(Saved entries)
---
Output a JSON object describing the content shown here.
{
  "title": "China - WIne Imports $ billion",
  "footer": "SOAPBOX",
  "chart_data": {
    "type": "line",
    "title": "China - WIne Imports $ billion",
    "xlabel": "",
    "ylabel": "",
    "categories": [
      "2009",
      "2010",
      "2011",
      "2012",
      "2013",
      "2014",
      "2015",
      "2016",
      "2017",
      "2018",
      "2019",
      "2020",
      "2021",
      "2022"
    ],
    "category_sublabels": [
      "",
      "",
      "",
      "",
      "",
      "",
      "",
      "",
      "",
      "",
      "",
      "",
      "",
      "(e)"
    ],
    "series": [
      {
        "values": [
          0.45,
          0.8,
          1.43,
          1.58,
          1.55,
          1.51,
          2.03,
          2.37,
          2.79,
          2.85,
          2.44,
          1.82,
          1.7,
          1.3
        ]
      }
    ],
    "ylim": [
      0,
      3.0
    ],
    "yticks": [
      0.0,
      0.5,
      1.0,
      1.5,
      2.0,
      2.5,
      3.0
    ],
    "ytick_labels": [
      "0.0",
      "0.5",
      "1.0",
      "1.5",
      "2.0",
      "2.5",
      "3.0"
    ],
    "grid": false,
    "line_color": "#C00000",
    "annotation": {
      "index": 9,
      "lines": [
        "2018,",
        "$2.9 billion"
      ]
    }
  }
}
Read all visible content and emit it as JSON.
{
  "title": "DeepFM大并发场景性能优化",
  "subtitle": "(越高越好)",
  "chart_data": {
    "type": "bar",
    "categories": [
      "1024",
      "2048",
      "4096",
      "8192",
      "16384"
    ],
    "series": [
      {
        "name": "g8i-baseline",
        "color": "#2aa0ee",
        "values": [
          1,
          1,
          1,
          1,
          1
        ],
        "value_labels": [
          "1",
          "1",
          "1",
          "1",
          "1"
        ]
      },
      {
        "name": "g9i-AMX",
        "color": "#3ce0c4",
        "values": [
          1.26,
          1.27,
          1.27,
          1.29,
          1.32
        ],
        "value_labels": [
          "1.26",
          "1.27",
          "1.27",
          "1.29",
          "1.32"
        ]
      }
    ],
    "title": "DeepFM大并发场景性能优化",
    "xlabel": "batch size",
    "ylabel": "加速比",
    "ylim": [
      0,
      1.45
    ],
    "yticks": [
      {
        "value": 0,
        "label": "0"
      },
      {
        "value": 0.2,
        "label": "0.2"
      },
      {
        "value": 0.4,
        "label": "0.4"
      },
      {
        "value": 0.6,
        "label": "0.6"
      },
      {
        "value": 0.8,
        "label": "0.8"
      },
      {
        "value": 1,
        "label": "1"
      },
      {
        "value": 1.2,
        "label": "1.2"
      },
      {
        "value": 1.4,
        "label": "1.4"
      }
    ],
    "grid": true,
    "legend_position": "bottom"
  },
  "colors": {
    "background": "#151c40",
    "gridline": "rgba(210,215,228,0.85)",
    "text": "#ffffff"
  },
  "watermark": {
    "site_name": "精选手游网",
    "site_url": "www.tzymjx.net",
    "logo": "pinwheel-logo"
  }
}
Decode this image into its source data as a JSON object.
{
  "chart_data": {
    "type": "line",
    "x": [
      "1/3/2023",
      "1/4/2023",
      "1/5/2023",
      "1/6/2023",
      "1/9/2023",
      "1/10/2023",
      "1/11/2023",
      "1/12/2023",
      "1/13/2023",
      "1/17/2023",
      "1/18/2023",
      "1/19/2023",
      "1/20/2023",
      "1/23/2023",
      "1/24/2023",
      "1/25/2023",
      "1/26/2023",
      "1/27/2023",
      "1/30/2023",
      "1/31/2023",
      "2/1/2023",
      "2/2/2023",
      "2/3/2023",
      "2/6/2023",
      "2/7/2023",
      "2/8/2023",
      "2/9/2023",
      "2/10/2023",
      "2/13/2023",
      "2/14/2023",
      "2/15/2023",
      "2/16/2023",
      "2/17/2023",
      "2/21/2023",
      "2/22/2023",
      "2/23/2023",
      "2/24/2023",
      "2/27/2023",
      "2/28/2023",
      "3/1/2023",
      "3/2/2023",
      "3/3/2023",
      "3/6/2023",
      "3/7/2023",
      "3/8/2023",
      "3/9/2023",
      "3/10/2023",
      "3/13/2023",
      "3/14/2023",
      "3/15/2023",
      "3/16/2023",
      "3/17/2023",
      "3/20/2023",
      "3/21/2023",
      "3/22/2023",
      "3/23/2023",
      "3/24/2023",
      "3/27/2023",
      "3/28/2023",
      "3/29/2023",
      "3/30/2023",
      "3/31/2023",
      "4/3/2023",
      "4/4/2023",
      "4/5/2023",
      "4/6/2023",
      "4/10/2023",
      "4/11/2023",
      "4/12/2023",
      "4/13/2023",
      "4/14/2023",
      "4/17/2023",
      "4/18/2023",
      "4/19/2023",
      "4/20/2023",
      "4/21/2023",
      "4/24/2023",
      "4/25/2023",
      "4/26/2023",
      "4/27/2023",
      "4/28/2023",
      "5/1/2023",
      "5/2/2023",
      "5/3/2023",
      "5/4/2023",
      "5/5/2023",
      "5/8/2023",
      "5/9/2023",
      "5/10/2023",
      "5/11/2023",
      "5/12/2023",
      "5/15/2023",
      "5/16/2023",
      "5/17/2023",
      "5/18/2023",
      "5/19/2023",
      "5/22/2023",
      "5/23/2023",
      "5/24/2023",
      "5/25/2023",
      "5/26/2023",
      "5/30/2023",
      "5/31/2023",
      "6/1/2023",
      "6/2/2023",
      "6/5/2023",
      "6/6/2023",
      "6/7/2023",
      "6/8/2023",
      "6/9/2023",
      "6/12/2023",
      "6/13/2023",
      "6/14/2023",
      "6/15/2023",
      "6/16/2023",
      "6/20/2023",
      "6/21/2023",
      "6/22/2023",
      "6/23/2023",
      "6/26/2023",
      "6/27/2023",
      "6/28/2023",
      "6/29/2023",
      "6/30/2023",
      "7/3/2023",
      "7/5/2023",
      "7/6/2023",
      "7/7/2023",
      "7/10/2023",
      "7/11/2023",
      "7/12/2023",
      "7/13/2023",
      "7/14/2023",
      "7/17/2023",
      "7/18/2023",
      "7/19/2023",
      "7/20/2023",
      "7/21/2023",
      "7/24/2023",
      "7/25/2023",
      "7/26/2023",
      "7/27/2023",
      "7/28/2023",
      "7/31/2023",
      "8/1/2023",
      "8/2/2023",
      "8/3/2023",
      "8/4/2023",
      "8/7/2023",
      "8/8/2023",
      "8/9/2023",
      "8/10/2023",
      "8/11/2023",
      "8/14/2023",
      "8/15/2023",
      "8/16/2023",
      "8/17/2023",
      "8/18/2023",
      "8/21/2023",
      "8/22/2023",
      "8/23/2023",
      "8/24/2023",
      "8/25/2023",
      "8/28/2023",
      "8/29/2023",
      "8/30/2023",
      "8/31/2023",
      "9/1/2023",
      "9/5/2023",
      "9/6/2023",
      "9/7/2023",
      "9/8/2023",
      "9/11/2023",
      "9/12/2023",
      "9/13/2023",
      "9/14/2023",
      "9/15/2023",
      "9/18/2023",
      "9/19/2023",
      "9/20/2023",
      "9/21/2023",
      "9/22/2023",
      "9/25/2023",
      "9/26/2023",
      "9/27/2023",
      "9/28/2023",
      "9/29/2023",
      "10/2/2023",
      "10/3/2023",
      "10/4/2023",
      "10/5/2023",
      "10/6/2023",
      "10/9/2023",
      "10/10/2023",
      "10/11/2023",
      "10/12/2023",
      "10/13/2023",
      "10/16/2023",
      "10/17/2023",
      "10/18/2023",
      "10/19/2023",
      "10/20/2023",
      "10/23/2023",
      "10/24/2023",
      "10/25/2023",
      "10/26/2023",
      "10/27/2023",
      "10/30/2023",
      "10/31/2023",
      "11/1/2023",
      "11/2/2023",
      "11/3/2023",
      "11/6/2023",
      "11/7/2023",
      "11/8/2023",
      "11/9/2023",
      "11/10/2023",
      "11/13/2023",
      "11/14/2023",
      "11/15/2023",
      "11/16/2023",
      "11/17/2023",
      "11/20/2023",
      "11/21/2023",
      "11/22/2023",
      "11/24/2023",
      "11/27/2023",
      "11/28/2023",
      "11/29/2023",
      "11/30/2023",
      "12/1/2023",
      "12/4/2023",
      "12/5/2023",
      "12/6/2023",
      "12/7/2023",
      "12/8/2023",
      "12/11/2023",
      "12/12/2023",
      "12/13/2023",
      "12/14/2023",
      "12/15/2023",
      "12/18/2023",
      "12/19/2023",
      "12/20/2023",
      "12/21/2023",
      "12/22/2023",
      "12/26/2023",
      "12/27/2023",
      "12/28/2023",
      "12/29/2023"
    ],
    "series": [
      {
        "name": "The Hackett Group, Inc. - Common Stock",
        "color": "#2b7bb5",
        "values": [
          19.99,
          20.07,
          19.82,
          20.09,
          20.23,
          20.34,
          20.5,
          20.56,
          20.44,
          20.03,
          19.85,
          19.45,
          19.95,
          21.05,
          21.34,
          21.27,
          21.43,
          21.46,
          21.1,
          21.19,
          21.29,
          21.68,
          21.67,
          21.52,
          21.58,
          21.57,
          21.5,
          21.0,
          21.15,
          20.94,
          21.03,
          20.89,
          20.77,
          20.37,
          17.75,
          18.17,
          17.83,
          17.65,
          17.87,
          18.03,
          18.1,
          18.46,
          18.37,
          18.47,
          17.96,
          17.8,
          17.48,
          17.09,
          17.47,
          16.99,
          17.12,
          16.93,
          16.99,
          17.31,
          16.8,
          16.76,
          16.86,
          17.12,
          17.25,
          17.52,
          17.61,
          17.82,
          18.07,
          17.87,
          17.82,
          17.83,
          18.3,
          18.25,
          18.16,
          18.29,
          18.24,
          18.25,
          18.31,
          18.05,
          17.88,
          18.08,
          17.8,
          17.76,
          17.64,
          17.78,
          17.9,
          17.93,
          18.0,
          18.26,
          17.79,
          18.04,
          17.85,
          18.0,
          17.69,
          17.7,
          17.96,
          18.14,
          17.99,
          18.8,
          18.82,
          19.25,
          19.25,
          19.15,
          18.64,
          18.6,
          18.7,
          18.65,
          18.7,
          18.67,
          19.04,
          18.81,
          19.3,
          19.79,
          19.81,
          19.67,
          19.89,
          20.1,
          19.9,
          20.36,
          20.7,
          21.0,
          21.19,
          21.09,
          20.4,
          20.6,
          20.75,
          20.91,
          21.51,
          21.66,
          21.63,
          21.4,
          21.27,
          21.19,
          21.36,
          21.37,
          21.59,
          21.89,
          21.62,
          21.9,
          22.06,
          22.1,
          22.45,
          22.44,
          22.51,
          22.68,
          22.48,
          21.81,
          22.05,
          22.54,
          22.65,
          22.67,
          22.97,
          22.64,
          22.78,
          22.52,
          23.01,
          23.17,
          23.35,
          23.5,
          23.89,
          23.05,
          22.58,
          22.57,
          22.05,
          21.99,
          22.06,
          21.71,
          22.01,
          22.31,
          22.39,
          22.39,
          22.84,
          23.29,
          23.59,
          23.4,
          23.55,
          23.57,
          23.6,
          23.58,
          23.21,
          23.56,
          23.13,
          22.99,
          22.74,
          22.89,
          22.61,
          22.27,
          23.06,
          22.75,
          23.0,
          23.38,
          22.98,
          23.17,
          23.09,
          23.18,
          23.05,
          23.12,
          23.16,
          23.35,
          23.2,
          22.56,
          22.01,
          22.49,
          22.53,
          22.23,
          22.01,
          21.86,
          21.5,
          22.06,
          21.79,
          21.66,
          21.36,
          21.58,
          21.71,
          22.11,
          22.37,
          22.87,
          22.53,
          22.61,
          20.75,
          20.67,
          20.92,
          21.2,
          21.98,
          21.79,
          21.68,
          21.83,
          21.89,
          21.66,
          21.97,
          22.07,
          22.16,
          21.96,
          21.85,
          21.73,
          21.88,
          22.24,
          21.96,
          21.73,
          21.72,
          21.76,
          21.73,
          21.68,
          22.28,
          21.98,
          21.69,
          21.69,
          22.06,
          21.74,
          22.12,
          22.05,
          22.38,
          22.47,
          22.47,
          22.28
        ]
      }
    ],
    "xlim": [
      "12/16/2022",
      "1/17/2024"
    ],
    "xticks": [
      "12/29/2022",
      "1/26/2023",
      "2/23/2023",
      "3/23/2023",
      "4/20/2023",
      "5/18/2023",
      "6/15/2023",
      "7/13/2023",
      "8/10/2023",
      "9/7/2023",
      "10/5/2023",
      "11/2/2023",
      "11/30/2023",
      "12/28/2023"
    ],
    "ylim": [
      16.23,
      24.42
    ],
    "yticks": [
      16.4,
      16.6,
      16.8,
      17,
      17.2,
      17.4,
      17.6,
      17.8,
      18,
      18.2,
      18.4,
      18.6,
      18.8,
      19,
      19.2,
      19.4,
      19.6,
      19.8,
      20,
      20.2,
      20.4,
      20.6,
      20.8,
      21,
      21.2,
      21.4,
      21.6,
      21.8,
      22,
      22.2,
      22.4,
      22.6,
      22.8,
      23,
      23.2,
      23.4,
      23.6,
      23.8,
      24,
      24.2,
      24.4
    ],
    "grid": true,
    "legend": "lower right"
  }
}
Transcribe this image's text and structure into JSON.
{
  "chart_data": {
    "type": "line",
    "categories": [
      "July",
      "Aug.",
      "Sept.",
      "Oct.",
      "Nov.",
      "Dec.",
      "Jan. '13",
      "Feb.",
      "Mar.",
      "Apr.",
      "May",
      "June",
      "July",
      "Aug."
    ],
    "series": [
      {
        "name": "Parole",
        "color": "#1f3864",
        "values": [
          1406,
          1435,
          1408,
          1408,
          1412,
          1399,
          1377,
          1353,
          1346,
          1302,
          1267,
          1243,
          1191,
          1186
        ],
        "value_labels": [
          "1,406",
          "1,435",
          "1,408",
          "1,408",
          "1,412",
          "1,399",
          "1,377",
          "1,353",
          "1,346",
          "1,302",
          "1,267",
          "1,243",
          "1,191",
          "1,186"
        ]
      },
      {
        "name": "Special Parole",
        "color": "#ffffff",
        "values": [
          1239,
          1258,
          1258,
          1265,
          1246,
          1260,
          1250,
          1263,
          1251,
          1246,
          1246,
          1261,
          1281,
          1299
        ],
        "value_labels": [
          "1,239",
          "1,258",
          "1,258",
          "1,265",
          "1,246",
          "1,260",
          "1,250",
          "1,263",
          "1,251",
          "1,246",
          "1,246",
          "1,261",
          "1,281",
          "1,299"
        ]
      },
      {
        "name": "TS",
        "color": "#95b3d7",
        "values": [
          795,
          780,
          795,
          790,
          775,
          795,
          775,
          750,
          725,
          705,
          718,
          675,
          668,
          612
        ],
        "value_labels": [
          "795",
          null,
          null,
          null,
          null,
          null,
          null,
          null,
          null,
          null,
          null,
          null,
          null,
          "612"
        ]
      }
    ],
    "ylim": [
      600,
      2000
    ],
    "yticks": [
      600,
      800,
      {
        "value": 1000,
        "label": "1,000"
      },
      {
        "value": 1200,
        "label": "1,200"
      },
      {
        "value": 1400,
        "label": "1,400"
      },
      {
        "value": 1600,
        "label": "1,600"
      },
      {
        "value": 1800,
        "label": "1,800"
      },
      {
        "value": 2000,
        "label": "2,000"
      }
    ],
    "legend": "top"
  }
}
---
# TASK REQUIREMENTS
Search the data for "image". Copy every matching line.

# TASK RESPONSE
Decode this image into its source data as a JSON object.
Transcribe this image's text and structure into JSON.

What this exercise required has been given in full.